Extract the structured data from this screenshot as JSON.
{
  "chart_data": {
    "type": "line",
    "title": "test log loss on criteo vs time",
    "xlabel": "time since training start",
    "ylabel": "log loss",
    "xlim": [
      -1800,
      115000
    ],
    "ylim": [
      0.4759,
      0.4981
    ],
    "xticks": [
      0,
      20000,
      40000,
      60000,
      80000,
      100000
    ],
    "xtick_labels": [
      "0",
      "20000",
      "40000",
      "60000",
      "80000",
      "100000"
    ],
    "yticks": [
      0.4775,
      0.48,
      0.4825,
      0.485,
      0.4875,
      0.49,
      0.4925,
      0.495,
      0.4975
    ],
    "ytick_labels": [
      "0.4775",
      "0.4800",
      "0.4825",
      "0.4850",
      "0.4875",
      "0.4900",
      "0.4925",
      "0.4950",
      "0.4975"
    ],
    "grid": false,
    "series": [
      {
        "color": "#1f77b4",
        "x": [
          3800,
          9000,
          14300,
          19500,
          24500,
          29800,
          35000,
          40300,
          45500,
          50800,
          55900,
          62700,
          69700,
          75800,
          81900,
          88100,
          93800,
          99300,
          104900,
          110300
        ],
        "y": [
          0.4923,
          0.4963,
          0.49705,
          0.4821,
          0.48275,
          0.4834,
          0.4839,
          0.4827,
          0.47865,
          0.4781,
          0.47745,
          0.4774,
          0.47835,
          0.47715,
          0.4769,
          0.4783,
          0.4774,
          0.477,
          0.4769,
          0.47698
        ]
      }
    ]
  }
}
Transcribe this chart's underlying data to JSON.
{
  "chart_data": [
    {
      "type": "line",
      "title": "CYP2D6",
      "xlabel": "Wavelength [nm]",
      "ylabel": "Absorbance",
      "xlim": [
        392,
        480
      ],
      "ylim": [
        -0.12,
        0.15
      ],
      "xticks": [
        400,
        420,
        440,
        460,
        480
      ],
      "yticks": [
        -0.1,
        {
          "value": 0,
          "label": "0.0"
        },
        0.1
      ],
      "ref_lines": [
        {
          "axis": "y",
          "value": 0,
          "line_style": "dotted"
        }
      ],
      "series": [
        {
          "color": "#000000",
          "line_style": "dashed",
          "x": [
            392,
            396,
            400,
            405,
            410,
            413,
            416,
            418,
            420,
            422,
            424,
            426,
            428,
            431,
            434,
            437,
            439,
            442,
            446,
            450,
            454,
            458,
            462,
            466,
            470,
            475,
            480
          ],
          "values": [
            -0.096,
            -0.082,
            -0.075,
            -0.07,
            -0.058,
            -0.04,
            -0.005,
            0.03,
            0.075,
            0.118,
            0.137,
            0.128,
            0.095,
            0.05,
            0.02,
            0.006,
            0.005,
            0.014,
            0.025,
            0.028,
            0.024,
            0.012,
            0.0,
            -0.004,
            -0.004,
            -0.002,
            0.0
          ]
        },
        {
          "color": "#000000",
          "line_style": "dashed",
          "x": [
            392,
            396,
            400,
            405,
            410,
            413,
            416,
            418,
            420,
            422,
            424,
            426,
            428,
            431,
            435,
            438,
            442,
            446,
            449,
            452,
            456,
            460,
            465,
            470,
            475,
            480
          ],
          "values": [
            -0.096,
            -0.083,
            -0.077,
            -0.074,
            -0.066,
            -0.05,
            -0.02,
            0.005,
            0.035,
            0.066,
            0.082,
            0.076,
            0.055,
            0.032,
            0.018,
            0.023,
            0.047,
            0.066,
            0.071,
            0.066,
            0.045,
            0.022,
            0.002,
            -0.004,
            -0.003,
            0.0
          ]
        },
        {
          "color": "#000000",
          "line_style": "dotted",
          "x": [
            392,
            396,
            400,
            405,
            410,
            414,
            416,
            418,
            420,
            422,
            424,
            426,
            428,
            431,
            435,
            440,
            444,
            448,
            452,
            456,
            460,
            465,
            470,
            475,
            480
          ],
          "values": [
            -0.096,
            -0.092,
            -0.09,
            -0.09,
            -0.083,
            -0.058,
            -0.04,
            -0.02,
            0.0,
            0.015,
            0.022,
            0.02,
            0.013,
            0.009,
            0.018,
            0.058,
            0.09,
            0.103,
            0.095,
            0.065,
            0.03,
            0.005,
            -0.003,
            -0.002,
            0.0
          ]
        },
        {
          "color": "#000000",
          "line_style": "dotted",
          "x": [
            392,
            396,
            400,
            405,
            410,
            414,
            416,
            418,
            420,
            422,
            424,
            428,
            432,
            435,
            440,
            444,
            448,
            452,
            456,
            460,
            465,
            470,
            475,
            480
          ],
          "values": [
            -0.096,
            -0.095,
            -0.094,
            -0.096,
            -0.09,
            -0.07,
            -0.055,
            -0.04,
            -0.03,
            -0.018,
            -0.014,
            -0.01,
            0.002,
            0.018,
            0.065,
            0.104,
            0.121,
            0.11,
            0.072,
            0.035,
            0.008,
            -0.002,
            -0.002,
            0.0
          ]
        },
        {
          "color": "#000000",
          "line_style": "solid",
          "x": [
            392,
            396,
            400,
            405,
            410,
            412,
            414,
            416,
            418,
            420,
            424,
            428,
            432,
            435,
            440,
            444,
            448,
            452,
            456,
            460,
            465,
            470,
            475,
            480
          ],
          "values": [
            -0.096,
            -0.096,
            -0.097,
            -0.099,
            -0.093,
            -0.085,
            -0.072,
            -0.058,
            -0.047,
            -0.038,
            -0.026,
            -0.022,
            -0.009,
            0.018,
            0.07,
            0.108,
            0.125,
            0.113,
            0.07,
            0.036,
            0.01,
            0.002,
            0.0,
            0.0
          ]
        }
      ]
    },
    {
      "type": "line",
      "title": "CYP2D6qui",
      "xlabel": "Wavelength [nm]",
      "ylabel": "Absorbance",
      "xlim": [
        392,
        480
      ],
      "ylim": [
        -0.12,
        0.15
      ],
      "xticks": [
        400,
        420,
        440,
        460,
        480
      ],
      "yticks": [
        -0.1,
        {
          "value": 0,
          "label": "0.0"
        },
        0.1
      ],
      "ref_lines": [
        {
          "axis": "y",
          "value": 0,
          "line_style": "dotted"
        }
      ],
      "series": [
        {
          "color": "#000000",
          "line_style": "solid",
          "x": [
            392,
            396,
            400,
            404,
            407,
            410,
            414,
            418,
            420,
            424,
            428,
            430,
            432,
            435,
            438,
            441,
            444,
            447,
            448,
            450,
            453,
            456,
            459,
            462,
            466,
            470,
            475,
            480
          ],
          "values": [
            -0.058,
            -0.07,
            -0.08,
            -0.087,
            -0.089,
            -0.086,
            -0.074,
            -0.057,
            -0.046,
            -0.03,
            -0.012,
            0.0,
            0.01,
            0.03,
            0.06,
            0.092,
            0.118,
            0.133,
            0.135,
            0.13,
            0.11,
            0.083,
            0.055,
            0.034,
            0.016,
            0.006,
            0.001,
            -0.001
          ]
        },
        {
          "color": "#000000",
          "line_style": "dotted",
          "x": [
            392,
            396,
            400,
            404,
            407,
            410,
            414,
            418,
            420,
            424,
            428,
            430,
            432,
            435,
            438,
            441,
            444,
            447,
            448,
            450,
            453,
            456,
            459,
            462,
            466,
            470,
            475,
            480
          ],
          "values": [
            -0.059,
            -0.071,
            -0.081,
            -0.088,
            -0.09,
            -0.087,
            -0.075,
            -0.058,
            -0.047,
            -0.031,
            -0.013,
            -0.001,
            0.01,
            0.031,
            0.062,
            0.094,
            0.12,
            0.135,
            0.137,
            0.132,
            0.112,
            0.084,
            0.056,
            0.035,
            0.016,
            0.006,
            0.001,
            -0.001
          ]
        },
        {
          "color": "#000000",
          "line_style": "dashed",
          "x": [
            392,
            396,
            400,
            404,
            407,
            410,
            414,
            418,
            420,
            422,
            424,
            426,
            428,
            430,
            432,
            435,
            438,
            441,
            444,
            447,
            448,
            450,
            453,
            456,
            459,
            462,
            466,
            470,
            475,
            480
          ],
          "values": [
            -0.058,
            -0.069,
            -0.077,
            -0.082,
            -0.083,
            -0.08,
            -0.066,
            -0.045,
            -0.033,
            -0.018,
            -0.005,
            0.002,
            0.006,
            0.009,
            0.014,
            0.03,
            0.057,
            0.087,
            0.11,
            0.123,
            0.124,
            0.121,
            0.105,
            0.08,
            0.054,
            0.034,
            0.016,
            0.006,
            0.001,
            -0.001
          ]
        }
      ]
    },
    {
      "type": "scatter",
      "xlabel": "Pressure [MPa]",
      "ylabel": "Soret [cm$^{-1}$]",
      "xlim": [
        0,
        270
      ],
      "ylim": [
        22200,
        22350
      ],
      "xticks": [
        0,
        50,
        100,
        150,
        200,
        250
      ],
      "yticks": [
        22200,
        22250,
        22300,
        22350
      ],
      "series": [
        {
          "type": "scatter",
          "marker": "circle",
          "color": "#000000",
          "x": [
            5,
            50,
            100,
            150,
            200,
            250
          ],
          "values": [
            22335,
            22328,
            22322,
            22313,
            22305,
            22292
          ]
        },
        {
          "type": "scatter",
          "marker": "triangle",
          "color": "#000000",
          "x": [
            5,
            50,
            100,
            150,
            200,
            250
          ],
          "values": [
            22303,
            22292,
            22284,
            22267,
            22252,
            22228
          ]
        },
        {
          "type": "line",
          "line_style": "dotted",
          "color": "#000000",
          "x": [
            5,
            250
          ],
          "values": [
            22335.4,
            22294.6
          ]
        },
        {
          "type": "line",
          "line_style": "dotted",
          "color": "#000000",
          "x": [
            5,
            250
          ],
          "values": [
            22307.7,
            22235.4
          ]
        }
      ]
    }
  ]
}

━━━━━━━━━━━━━━━━

• Aim: Point out every line holding the string "JSON" and copy it.

• Correct result:
Extract the structured data from this screenshot as JSON.
Transcribe this chart's underlying data to JSON.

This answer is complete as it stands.